_Stored rows_:
* BEGIN *
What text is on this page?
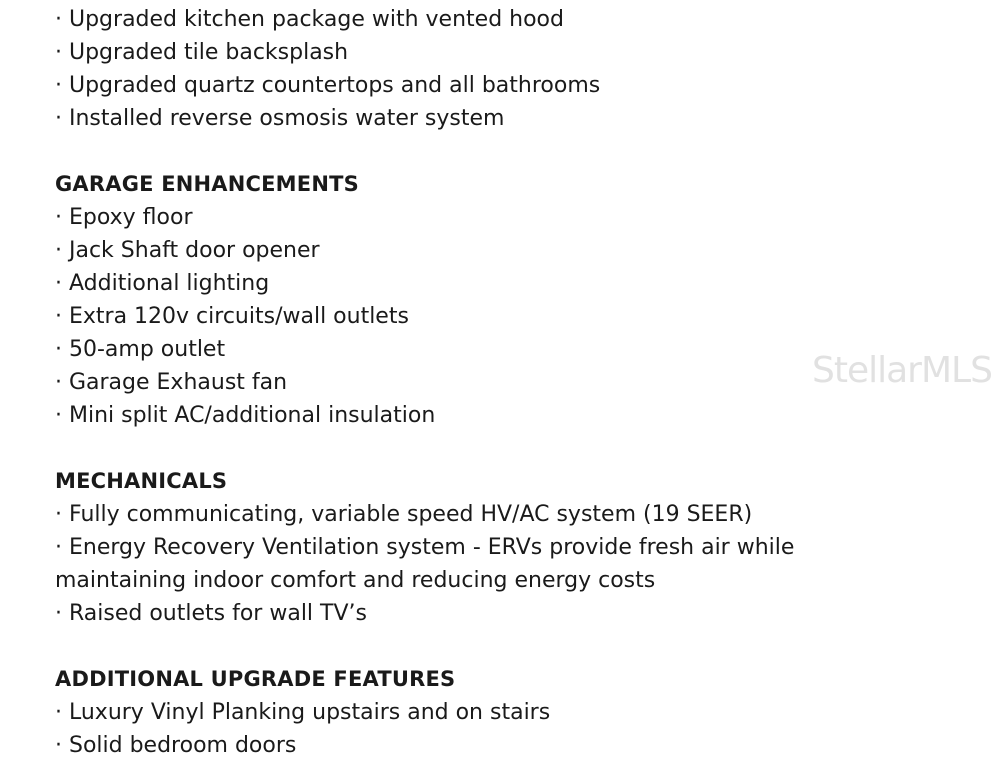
· Upgraded kitchen package with vented hood

· Upgraded tile backsplash

· Upgraded quartz countertops and all bathrooms

· Installed reverse osmosis water system

GARAGE ENHANCEMENTS

· Epoxy floor

· Jack Shaft door opener

· Additional lighting

· Extra 120v circuits/wall outlets

· 50-amp outlet

· Garage Exhaust fan

· Mini split AC/additional insulation

MECHANICALS

· Fully communicating, variable speed HV/AC system (19 SEER)

· Energy Recovery Ventilation system - ERVs provide fresh air while

maintaining indoor comfort and reducing energy costs

· Raised outlets for wall TV’s

ADDITIONAL UPGRADE FEATURES

· Luxury Vinyl Planking upstairs and on stairs

· Solid bedroom doors

StellarMLS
* END *
_What is asked_: Go through the listing above and locate each line that holds the word "system". Copy those lines.

_Answer to this exercise_:
· Installed reverse osmosis water system
· Fully communicating, variable speed HV/AC system (19 SEER)
· Energy Recovery Ventilation system - ERVs provide fresh air while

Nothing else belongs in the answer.